*What is asked:* Copy out all lines of the records in which the word "Vivero" appears.
»»
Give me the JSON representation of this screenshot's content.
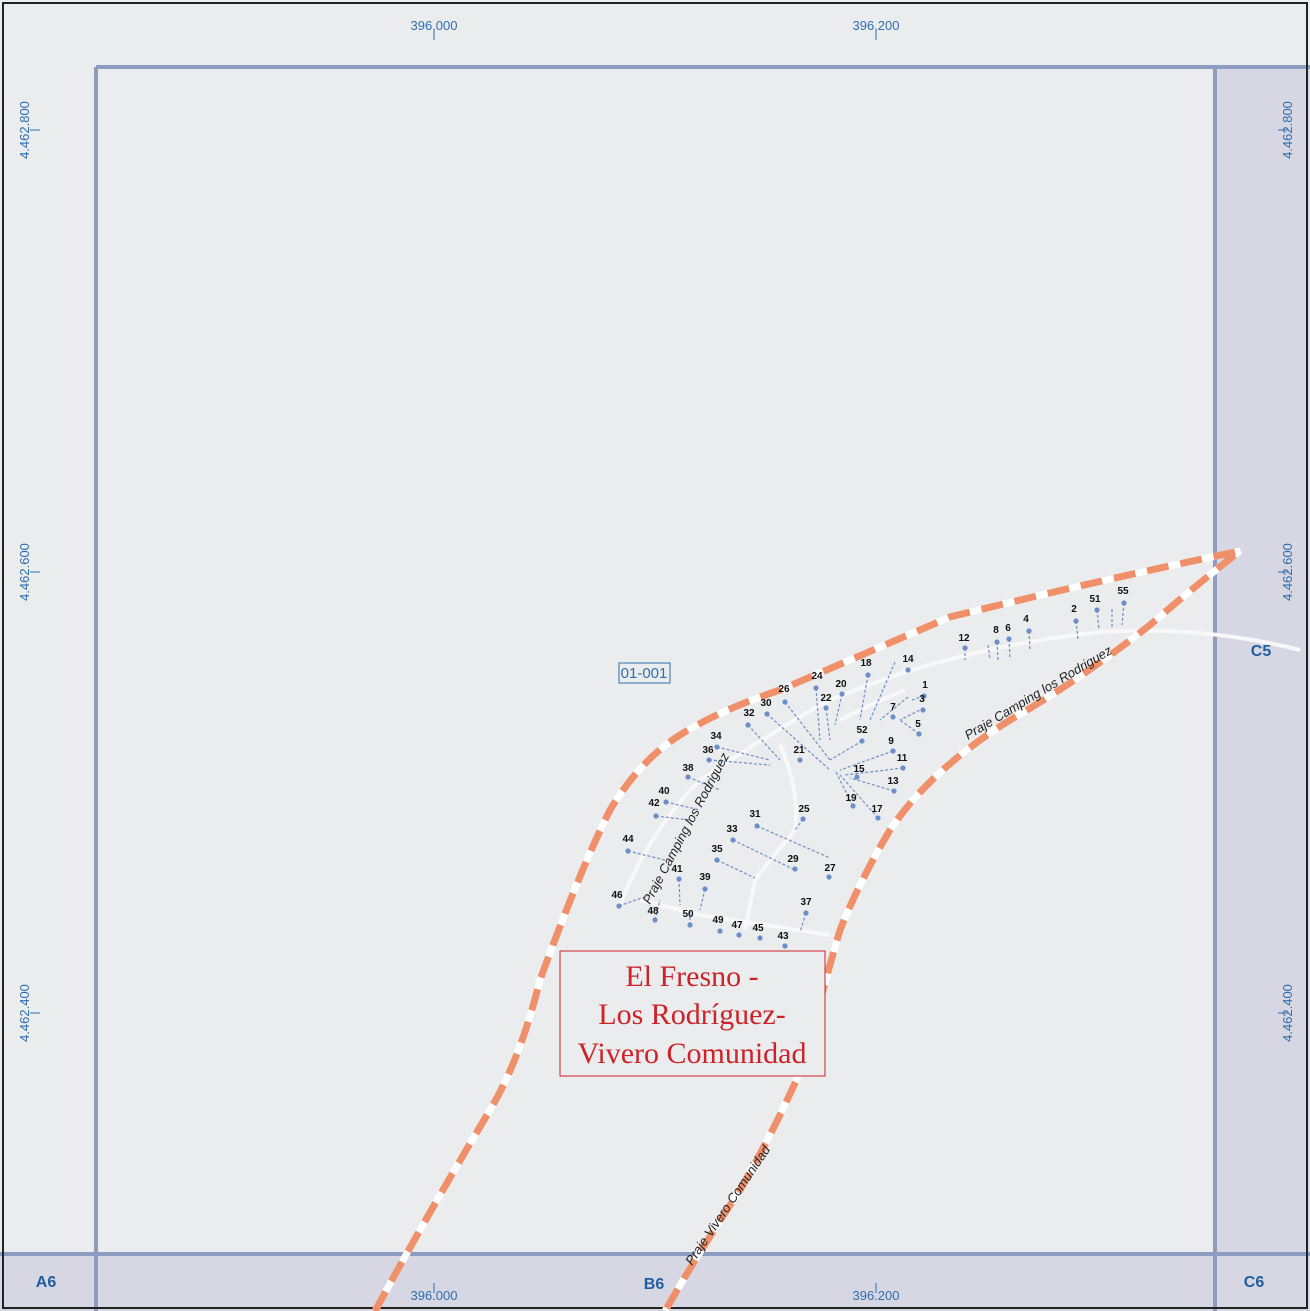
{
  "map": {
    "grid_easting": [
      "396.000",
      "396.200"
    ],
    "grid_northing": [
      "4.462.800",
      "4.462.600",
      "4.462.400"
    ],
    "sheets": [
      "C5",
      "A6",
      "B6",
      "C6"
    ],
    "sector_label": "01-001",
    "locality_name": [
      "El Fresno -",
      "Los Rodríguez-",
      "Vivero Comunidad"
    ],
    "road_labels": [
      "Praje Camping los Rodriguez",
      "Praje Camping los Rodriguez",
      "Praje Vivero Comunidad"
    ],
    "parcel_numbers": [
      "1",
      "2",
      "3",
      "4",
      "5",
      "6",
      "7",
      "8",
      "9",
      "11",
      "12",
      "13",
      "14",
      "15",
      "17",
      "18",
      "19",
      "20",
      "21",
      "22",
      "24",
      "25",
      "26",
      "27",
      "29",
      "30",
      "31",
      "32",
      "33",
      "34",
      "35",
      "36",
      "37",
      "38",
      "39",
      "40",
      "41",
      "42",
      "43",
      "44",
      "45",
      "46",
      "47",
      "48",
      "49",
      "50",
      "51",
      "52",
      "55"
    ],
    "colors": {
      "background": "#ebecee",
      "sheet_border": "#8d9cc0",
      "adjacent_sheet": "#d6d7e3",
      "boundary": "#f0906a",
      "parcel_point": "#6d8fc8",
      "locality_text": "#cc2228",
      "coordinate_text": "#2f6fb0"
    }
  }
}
««
»»
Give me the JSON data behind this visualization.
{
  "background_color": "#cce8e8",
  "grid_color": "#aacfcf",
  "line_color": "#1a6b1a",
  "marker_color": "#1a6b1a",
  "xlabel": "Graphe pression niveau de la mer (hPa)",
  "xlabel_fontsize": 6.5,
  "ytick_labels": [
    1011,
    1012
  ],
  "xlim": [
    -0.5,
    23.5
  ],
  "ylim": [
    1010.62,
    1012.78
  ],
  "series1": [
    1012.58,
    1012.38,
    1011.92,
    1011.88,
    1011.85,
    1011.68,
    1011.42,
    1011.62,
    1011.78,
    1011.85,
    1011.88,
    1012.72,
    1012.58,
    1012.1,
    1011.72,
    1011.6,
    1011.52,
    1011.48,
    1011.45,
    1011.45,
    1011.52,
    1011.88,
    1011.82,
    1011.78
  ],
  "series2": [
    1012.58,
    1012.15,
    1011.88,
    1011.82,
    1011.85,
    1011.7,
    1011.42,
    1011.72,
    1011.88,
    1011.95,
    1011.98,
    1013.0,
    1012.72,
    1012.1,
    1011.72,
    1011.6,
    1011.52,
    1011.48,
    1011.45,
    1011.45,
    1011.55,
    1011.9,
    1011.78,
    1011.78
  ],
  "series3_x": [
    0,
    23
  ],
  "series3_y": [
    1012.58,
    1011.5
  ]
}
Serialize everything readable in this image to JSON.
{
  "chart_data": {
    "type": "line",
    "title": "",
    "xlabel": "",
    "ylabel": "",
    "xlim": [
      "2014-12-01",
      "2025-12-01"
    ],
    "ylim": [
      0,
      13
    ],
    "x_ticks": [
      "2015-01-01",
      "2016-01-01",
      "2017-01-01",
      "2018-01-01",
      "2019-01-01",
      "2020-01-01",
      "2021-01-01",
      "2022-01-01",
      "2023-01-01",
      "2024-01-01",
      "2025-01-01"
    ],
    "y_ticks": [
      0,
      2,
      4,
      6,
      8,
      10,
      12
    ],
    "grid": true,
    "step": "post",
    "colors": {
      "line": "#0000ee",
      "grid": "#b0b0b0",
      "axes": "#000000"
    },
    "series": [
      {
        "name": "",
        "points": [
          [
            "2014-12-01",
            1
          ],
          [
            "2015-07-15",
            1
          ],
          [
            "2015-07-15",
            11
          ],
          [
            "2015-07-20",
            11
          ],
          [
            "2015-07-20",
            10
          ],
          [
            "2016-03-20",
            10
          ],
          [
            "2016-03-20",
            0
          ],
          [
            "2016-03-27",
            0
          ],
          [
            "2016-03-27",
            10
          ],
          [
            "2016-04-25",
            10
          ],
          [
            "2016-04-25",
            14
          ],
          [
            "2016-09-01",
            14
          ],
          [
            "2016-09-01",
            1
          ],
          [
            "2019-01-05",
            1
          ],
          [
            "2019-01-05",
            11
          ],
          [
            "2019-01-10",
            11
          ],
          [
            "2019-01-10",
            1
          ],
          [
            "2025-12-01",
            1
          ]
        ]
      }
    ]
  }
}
««
»»
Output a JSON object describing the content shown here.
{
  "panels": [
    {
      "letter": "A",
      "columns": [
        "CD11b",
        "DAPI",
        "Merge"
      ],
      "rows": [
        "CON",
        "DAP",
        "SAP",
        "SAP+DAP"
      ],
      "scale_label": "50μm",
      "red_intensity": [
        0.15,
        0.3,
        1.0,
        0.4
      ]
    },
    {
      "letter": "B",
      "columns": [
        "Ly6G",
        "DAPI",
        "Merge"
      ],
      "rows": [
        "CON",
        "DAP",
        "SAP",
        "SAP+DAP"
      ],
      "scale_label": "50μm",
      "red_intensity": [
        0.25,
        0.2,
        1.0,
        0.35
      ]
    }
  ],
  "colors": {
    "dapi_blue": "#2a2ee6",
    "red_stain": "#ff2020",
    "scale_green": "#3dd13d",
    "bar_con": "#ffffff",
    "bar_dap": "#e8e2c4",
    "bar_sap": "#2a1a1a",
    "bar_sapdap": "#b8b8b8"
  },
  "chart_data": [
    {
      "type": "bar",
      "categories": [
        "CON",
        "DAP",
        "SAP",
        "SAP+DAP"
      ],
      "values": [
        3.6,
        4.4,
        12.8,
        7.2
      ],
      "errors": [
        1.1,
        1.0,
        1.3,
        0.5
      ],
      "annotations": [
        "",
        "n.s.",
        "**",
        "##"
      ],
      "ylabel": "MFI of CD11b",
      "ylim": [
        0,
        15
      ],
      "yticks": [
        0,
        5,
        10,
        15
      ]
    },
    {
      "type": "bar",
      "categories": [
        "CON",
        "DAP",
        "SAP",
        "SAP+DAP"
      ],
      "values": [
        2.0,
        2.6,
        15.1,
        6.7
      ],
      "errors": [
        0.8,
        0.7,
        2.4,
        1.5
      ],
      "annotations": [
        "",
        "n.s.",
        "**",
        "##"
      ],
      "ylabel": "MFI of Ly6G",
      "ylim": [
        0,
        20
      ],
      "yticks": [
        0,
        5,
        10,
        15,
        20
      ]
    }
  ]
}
««
*The answer:*
      "Vivero Comunidad"
      "Praje Vivero Comunidad"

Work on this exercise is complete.